__TASK INPUT__
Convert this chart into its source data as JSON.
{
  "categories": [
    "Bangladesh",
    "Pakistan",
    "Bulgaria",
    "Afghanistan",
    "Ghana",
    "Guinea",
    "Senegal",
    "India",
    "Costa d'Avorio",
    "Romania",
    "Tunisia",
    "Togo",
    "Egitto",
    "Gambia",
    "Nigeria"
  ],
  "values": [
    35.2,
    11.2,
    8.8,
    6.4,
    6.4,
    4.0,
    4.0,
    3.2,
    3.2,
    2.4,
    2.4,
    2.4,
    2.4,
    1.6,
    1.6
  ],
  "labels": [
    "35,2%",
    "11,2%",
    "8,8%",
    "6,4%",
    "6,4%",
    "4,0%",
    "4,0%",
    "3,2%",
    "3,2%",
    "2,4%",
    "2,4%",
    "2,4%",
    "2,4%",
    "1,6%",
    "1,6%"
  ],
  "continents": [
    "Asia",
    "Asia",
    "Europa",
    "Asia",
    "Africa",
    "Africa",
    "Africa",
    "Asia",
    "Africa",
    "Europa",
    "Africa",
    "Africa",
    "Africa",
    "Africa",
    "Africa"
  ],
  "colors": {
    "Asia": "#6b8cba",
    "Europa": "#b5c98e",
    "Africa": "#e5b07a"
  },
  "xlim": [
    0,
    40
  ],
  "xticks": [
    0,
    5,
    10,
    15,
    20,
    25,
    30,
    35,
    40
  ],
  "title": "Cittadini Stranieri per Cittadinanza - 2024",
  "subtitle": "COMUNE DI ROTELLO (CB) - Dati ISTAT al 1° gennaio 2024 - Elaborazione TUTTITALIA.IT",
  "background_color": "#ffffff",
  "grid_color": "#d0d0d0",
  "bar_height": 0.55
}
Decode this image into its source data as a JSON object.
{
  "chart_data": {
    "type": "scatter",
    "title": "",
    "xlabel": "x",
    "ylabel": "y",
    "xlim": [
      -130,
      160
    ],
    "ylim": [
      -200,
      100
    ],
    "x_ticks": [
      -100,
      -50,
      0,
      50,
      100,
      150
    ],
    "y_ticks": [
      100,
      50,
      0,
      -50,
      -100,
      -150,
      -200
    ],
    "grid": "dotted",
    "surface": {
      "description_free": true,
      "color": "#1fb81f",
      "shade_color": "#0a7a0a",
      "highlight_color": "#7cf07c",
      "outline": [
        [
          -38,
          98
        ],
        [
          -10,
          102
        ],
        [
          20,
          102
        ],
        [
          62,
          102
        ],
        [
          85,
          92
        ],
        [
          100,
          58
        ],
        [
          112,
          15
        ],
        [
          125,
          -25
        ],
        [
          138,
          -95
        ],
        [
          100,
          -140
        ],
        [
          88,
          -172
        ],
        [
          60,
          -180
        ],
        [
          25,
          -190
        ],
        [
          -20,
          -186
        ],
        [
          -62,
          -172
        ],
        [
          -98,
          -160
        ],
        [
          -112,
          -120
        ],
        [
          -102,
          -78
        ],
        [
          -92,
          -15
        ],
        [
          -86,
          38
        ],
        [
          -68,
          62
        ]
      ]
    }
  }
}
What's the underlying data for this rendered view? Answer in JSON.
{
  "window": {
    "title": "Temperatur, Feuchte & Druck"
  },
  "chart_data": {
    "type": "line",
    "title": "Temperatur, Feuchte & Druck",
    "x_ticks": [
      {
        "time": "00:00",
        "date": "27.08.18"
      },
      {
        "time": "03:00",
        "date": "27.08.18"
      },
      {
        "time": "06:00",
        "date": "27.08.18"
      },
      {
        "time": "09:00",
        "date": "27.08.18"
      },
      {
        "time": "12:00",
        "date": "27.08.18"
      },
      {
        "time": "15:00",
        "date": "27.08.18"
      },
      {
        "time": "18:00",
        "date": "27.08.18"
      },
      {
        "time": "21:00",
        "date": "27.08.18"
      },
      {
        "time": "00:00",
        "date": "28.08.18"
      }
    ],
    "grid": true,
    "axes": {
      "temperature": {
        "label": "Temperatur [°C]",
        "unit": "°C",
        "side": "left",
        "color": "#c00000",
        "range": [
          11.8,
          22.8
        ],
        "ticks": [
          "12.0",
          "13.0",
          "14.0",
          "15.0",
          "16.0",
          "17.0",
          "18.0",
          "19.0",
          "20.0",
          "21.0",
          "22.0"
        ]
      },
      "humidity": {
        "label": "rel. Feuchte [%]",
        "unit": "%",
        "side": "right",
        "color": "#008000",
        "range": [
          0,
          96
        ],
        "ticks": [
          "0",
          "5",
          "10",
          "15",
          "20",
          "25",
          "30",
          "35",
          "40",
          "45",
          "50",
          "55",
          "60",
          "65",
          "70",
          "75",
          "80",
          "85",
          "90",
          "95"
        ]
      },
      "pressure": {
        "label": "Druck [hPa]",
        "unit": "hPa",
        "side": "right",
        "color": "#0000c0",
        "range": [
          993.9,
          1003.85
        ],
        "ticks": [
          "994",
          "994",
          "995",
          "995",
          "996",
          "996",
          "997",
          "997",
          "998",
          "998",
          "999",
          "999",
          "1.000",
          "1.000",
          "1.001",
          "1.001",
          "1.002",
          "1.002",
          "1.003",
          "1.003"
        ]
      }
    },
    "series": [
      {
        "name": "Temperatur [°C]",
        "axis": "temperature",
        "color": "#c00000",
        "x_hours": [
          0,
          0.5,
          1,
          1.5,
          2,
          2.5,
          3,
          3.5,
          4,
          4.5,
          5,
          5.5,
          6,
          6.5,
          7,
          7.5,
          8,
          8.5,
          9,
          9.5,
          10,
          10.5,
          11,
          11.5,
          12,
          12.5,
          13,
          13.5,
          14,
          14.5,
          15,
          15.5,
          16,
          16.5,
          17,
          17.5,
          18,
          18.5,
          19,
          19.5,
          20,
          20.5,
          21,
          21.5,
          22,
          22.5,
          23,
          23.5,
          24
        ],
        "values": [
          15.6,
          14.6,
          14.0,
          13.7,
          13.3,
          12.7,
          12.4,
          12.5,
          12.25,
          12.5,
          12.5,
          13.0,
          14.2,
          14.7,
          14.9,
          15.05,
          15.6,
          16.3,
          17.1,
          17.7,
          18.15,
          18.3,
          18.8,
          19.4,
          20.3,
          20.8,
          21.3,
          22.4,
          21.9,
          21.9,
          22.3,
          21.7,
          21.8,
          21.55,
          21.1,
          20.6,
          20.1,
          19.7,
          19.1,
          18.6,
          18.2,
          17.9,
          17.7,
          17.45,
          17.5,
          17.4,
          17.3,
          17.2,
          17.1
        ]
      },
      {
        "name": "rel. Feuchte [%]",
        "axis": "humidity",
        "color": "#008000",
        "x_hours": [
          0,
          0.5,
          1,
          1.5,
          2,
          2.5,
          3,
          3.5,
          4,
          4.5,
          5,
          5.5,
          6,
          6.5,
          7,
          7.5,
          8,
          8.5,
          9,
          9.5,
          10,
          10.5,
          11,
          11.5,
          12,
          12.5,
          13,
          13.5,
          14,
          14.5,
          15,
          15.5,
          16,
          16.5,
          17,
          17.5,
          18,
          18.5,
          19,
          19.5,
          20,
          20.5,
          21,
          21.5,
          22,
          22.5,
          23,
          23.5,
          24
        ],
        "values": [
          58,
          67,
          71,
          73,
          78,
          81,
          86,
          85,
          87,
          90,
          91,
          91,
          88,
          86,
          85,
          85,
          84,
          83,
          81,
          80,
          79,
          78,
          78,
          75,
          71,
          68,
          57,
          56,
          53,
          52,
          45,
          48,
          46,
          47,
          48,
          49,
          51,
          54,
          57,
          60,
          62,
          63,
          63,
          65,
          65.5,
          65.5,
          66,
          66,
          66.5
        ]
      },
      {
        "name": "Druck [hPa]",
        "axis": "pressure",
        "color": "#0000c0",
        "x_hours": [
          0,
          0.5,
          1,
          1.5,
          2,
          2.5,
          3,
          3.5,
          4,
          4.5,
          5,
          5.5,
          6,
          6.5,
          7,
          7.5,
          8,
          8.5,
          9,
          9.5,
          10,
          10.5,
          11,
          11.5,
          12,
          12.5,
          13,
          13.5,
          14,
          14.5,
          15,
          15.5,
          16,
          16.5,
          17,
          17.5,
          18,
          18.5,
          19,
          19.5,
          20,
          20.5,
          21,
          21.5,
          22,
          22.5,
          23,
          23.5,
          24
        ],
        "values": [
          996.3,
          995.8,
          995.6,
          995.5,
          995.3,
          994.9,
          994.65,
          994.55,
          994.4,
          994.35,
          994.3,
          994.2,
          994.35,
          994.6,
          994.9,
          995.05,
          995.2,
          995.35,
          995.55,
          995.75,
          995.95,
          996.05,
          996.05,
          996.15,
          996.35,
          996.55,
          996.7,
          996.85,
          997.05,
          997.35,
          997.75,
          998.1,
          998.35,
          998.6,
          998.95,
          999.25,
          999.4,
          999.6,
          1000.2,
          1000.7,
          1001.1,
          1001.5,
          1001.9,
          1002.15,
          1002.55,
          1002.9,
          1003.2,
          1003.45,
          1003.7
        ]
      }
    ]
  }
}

__WHAT THE TASK ASKS__
Using the records above, gather all lines where the string "source" is present.

__SOLUTION FOR THIS EXERCISE__
Convert this chart into its source data as JSON.
Decode this image into its source data as a JSON object.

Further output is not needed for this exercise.